Excerpted passage.
━━━

Bank on It: Conventional Loans
If you’re preparing to buy a home, chances are you’re researching options for financing. The number of loan types and their various guidelines can be a lot to keep track of, but taking into account your credit score and history, the amount of your down payment and home budget, there’s a choice that best fits your needs.
If you have a solid credit standing (score of 620 or higher), a debt-to-income ratio of 43% or less and a large amount of money saved up for a down payment (anywhere from 5-20% or more), a conventional loan could be a great option for you! Conventional mortgages are offered through private lenders, and unlike some other options like FHA and VA loans, aren’t backed by any government entities. What does this mean for you? Basically, since no one is guaranteeing the funds you’re borrowing, lenders want to be confident in your financial standing and ability to pay them back.

━━━

Data excerpt.
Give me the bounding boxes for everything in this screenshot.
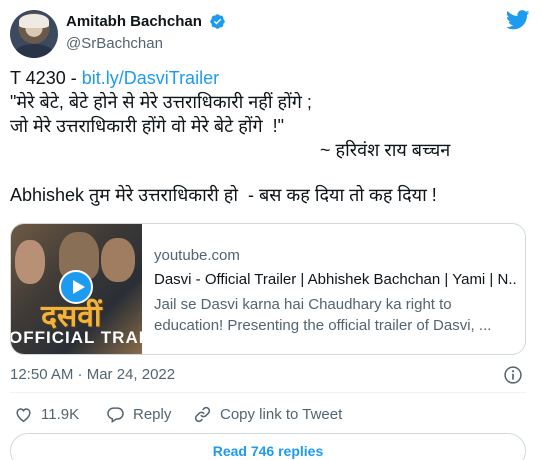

━━━

Work required.
Carry the passage on conventional home loans forward from its final sentence.

The result.
Pros of Conventional Loans:
- There is no owner occupancy requirement, so this loan covers rental, vacation or second home purchases
- Private mortgage insurance (PMI) is not required if the down payment is 20% or higher, and falls off automatically on loans with less than 20% down once they’ve been paid down to 78% loan-to-value
- According to LendingTree, average 30-year interest rates for conventional loans are slightly lower than FHA loans at 4.88%, as of February 2019
Cons of Conventional Loans:
- The stricter credit score and debt-to-income ratio requirements can make it more difficult for buyers to qualify
- The higher down payment minimums can be hard to meet and diminish buying power
- Refinancing is available; however, a conventional loan can only be refinanced as another conventional loan
If you’re not sure whether a conventional loan is a good fit for you, talking through options with a lender is a great next step. And, stay tuned for future articles where we’ll dig into the details of FHA and VA loans!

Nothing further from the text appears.